THE TASK:
Present the following data again exactly as it is shown.

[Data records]
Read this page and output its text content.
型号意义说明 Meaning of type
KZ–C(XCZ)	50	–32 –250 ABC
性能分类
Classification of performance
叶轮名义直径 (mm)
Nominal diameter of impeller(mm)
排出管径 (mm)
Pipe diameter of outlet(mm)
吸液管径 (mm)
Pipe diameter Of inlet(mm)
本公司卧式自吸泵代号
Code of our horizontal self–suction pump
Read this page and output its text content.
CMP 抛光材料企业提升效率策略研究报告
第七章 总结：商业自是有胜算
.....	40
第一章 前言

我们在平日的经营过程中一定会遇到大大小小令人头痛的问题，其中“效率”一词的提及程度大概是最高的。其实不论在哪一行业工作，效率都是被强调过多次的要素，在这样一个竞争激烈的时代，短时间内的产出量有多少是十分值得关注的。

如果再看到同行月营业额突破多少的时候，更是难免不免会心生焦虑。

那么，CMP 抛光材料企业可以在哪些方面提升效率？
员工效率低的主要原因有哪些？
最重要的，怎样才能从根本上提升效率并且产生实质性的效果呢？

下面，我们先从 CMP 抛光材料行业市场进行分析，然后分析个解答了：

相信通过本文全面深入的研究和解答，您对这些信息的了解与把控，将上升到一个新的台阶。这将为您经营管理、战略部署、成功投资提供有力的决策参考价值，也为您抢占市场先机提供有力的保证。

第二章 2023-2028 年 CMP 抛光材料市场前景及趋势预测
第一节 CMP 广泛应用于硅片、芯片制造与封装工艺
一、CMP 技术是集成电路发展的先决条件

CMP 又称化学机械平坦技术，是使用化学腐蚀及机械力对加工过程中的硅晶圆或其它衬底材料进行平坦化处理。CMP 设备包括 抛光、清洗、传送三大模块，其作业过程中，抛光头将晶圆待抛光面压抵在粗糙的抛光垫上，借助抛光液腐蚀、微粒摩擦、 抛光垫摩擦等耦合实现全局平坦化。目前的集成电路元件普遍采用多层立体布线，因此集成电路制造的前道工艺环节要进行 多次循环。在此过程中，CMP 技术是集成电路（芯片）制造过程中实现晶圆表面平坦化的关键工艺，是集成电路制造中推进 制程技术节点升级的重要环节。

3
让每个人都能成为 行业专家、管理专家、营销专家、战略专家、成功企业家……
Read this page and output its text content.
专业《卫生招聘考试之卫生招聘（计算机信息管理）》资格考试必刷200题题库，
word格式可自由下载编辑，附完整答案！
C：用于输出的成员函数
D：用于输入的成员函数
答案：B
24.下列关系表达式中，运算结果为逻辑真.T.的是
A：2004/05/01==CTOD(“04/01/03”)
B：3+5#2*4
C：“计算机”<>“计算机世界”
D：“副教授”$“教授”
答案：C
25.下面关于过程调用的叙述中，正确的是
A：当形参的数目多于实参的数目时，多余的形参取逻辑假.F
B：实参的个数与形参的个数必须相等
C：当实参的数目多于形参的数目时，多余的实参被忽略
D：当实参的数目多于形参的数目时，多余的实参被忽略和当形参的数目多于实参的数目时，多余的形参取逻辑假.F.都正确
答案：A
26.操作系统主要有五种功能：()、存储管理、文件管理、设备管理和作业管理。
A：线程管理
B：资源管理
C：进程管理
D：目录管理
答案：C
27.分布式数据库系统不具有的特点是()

ANSWER TO THE EXERCISE:
Read this page and output its text content.
型号意义说明 Meaning of type
KZ–C(XCZ)	50	–32 –250 ABC
性能分类
Classification of performance
叶轮名义直径 (mm)
Nominal diameter of impeller(mm)
排出管径 (mm)
Pipe diameter of outlet(mm)
吸液管径 (mm)
Pipe diameter Of inlet(mm)
本公司卧式自吸泵代号
Code of our horizontal self–suction pump
Read this page and output its text content.
CMP 抛光材料企业提升效率策略研究报告
第七章 总结：商业自是有胜算
.....	40
第一章 前言

我们在平日的经营过程中一定会遇到大大小小令人头痛的问题，其中“效率”一词的提及程度大概是最高的。其实不论在哪一行业工作，效率都是被强调过多次的要素，在这样一个竞争激烈的时代，短时间内的产出量有多少是十分值得关注的。

如果再看到同行月营业额突破多少的时候，更是难免不免会心生焦虑。

那么，CMP 抛光材料企业可以在哪些方面提升效率？
员工效率低的主要原因有哪些？
最重要的，怎样才能从根本上提升效率并且产生实质性的效果呢？

下面，我们先从 CMP 抛光材料行业市场进行分析，然后分析个解答了：

相信通过本文全面深入的研究和解答，您对这些信息的了解与把控，将上升到一个新的台阶。这将为您经营管理、战略部署、成功投资提供有力的决策参考价值，也为您抢占市场先机提供有力的保证。

第二章 2023-2028 年 CMP 抛光材料市场前景及趋势预测
第一节 CMP 广泛应用于硅片、芯片制造与封装工艺
一、CMP 技术是集成电路发展的先决条件

CMP 又称化学机械平坦技术，是使用化学腐蚀及机械力对加工过程中的硅晶圆或其它衬底材料进行平坦化处理。CMP 设备包括 抛光、清洗、传送三大模块，其作业过程中，抛光头将晶圆待抛光面压抵在粗糙的抛光垫上，借助抛光液腐蚀、微粒摩擦、 抛光垫摩擦等耦合实现全局平坦化。目前的集成电路元件普遍采用多层立体布线，因此集成电路制造的前道工艺环节要进行 多次循环。在此过程中，CMP 技术是集成电路（芯片）制造过程中实现晶圆表面平坦化的关键工艺，是集成电路制造中推进 制程技术节点升级的重要环节。

3
让每个人都能成为 行业专家、管理专家、营销专家、战略专家、成功企业家……
Read this page and output its text content.
专业《卫生招聘考试之卫生招聘（计算机信息管理）》资格考试必刷200题题库，
word格式可自由下载编辑，附完整答案！
C：用于输出的成员函数
D：用于输入的成员函数
答案：B
24.下列关系表达式中，运算结果为逻辑真.T.的是
A：2004/05/01==CTOD(“04/01/03”)
B：3+5#2*4
C：“计算机”<>“计算机世界”
D：“副教授”$“教授”
答案：C
25.下面关于过程调用的叙述中，正确的是
A：当形参的数目多于实参的数目时，多余的形参取逻辑假.F
B：实参的个数与形参的个数必须相等
C：当实参的数目多于形参的数目时，多余的实参被忽略
D：当实参的数目多于形参的数目时，多余的实参被忽略和当形参的数目多于实参的数目时，多余的形参取逻辑假.F.都正确
答案：A
26.操作系统主要有五种功能：()、存储管理、文件管理、设备管理和作业管理。
A：线程管理
B：资源管理
C：进程管理
D：目录管理
答案：C
27.分布式数据库系统不具有的特点是()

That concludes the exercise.